• **WORK REQUIRED**: Work out how many lines of the listing hold the string "инвестиций". Answer with that number alone.

• **DATA FOR THE TASK**:
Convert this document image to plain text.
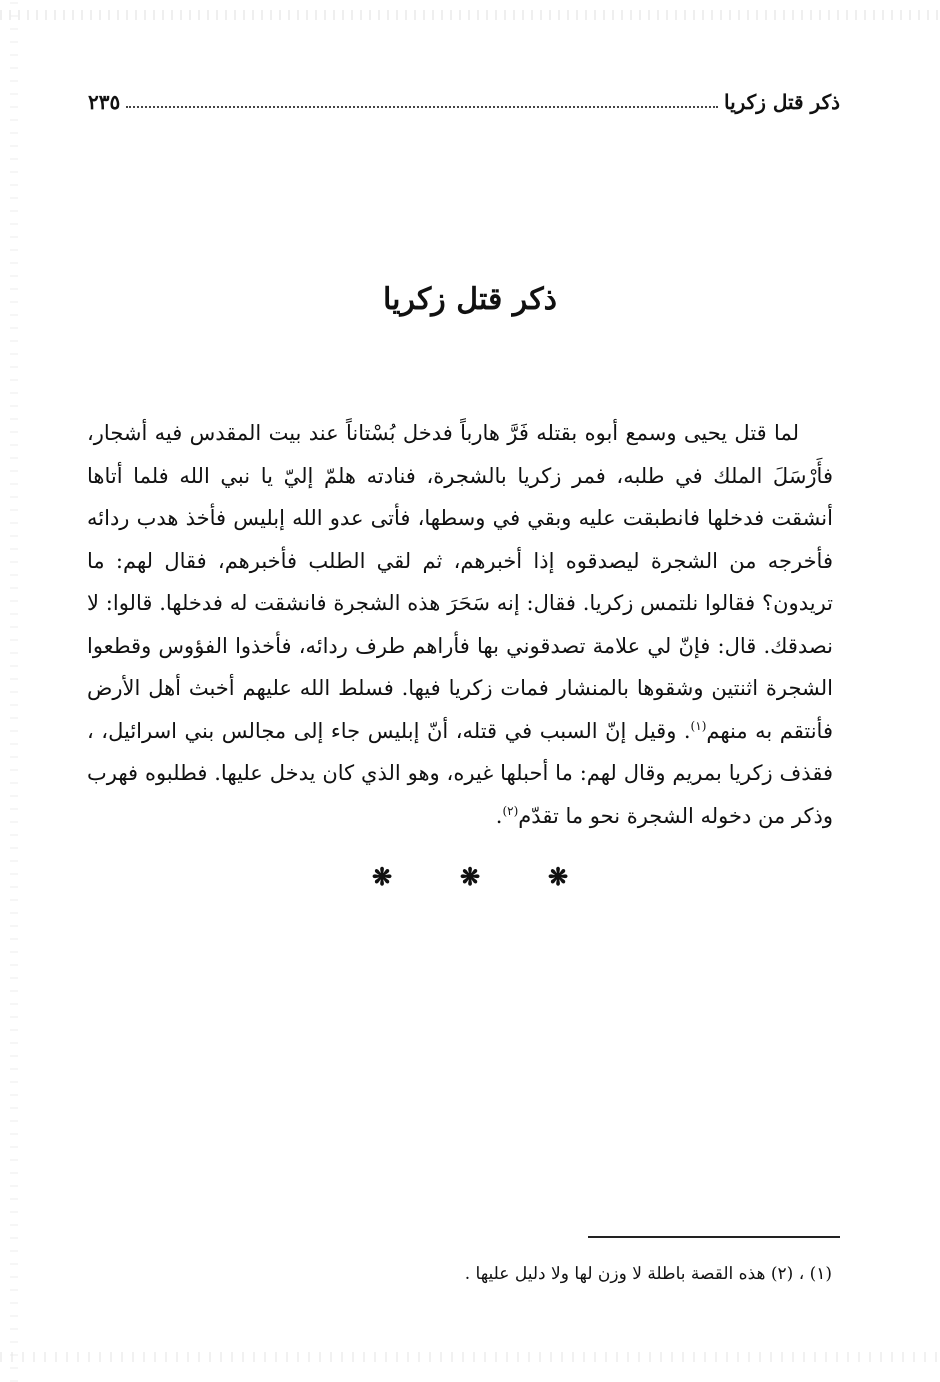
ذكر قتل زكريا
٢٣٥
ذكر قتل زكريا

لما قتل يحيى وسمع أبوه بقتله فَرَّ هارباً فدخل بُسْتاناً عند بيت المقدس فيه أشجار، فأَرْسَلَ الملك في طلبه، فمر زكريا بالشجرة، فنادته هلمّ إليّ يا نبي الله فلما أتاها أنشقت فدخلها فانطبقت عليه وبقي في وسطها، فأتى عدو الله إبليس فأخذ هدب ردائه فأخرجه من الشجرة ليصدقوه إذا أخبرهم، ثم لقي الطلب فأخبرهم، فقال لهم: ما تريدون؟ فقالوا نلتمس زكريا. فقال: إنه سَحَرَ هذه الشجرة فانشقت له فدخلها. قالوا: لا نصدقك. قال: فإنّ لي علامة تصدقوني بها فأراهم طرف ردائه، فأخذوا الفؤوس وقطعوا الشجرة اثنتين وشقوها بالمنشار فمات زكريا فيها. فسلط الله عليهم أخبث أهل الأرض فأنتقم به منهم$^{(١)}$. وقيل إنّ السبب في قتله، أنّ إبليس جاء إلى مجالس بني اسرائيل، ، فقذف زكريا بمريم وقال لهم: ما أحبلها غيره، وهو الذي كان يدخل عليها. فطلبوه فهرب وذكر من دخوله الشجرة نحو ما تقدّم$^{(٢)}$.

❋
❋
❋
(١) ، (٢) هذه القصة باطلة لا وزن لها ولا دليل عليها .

==

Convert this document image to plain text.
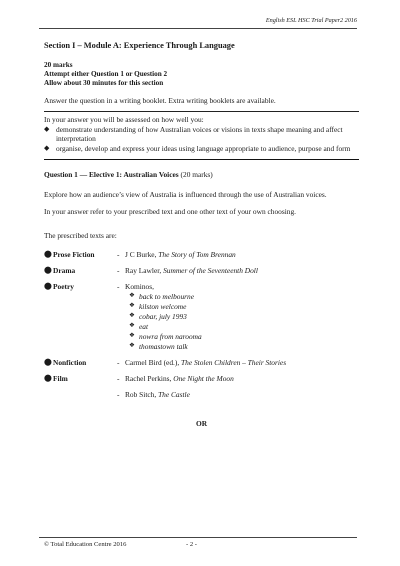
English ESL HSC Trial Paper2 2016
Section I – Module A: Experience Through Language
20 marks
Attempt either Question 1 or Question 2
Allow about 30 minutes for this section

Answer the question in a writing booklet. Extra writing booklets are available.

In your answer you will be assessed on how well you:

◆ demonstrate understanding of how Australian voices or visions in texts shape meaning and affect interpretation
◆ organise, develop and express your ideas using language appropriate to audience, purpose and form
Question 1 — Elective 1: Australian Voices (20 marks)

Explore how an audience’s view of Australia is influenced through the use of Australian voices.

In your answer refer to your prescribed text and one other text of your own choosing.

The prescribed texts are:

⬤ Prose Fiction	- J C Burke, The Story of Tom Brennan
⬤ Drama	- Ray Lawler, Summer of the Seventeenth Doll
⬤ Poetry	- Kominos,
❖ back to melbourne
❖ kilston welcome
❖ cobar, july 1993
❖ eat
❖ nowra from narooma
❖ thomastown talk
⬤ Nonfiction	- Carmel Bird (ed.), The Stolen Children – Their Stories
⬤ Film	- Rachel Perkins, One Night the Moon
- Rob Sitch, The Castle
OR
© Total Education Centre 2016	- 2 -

* * *

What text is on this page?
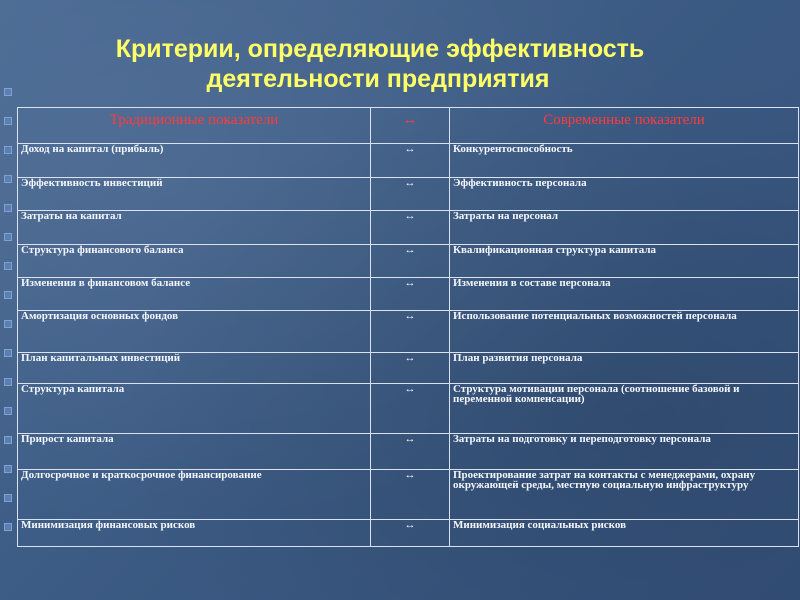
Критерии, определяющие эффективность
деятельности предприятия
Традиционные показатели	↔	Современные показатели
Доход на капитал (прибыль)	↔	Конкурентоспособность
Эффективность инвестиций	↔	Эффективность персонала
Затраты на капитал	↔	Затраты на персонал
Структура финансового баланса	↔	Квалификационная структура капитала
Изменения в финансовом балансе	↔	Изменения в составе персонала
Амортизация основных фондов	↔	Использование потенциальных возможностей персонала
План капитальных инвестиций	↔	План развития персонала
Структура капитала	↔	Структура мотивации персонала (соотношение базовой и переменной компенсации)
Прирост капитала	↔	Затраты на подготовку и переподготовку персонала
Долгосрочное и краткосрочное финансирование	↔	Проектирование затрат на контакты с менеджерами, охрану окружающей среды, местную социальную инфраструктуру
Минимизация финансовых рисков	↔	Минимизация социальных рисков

• **THE COMPLETED TASK**: 2